● **Exercise aim**: Rewrite the passage on clarifying questions, starting with "Do not use this" and going on through "files/components/users are in/out)", and replace "underspecified" with "ambiguous" everywhere it occurs.

● **Provided passage**:
--------

Use this skill when a request has multiple plausible interpretations or key details (objective, scope, constraints, environment, or safety) are unclear.

When NOT to Use

Do not use this skill when the request is already clear, or when a quick, low-risk discovery read can answer the missing details.

Goal

Ask the minimum set of clarifying questions needed to avoid wrong work; do not start implementing until the must-have questions are answered (or the user explicitly approves proceeding with stated assumptions).

Workflow

1) Decide whether the request is underspecified

  • Treat a request as underspecified if after exploring how to perform the work, some or all of the following are not clear:
  • Define the objective (what should change vs stay the same)
  • Define "done" (acceptance criteria, examples, edge cases)
  • Define scope (which files/components/users are in/out)
  • Define constraints (compatibility, performance, style, deps, time)
  • Identify environment (language/runtime versions, OS, build/test runner)
  • Clarify safety/reversibility (data migration, rollout/rollback, risk)

If multiple plausible interpretations exist, assume it is underspecified.

2) Ask must-have questions first (keep it small)

Ask 1-5 questions in the first pass. Prefer questions that eliminate whole branches of work.

--------

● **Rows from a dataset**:

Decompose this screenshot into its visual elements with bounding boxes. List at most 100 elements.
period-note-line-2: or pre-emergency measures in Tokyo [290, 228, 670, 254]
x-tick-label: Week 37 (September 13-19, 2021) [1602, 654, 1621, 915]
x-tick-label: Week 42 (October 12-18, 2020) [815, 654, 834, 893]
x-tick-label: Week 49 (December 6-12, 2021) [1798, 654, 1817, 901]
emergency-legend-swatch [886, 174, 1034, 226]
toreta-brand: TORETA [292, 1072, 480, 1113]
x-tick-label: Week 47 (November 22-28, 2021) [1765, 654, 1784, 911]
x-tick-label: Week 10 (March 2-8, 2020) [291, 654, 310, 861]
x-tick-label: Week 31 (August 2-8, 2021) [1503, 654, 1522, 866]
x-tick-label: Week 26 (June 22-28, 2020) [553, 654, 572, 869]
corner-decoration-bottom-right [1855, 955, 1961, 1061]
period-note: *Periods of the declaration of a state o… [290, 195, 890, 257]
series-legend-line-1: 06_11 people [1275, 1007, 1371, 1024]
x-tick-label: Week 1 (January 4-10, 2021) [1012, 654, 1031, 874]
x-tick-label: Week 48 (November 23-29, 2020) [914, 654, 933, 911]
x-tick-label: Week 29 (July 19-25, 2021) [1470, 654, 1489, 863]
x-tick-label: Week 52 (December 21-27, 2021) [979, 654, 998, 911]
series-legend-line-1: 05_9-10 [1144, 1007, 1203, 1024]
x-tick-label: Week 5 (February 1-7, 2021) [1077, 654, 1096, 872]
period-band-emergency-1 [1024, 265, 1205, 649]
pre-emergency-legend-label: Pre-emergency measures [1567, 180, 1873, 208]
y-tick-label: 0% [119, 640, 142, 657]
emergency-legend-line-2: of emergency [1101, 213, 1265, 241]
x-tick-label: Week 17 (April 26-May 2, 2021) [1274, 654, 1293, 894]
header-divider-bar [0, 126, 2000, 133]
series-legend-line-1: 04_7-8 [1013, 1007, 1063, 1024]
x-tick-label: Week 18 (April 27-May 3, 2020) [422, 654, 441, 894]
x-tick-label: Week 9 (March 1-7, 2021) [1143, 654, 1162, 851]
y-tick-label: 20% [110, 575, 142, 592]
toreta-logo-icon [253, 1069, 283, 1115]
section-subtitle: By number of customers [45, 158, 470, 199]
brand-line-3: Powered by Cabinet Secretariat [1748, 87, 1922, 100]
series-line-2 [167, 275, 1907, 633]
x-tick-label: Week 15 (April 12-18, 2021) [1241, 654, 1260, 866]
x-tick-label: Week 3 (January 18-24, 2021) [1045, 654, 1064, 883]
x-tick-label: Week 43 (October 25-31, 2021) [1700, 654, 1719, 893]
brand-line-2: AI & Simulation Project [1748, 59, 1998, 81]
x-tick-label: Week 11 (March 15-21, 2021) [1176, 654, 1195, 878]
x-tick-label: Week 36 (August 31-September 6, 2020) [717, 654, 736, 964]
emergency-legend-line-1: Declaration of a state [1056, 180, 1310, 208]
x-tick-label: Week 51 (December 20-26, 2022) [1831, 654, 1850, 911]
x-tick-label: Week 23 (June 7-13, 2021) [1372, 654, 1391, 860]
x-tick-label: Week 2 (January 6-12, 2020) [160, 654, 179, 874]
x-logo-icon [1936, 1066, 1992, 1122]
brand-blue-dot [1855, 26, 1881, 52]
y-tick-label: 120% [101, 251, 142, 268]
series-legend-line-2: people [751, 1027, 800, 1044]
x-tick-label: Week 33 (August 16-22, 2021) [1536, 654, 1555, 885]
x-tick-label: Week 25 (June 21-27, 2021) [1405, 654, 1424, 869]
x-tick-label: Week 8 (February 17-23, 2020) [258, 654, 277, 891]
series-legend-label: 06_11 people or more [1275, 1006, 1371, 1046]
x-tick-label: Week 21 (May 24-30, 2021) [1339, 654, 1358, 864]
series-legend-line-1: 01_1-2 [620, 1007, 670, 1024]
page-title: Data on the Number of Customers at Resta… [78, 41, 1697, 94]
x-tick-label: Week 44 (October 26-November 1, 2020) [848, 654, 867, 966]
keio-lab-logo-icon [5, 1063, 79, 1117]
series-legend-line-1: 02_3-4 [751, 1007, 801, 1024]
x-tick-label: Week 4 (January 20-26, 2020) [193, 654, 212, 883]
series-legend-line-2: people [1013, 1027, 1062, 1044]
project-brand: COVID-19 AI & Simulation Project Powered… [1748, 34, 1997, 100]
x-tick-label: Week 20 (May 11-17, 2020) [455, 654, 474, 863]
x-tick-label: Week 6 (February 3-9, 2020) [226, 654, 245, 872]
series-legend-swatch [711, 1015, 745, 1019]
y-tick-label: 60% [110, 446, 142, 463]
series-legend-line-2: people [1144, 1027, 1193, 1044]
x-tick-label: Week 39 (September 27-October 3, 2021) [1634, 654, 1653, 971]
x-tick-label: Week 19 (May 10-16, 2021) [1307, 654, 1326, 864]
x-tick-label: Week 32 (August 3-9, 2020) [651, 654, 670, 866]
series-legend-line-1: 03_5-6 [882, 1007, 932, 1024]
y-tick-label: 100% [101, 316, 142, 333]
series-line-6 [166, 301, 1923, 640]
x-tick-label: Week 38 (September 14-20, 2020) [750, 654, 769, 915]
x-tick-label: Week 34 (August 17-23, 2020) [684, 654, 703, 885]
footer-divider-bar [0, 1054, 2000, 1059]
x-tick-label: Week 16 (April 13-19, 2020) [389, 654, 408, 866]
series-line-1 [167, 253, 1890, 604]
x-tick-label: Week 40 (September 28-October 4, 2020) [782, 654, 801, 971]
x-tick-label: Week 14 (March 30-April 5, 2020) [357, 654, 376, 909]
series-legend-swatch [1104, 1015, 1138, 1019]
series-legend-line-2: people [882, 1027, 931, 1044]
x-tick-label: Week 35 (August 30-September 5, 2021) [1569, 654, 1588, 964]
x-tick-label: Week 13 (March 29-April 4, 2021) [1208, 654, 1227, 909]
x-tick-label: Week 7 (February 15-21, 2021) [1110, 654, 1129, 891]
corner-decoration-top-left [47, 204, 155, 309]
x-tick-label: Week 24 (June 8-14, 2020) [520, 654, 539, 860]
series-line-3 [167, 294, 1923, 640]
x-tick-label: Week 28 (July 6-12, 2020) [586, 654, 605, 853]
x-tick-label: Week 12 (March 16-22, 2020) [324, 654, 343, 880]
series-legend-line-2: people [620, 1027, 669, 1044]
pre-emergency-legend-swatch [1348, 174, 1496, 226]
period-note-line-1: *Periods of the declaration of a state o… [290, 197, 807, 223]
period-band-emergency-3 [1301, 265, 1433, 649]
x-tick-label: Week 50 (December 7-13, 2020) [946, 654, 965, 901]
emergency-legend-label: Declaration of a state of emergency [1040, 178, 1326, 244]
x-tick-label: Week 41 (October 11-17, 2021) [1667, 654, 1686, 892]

--------

● **Solution to this task**:
Do not use this skill when the request is already clear, or when a quick, low-risk discovery read can answer the missing details.

Goal

Ask the minimum set of clarifying questions needed to avoid wrong work; do not start implementing until the must-have questions are answered (or the user explicitly approves proceeding with stated assumptions).

Workflow

1) Decide whether the request is ambiguous

  • Treat a request as ambiguous if after exploring how to perform the work, some or all of the following are not clear:
  • Define the objective (what should change vs stay the same)
  • Define "done" (acceptance criteria, examples, edge cases)
  • Define scope (which files/components/users are in/out)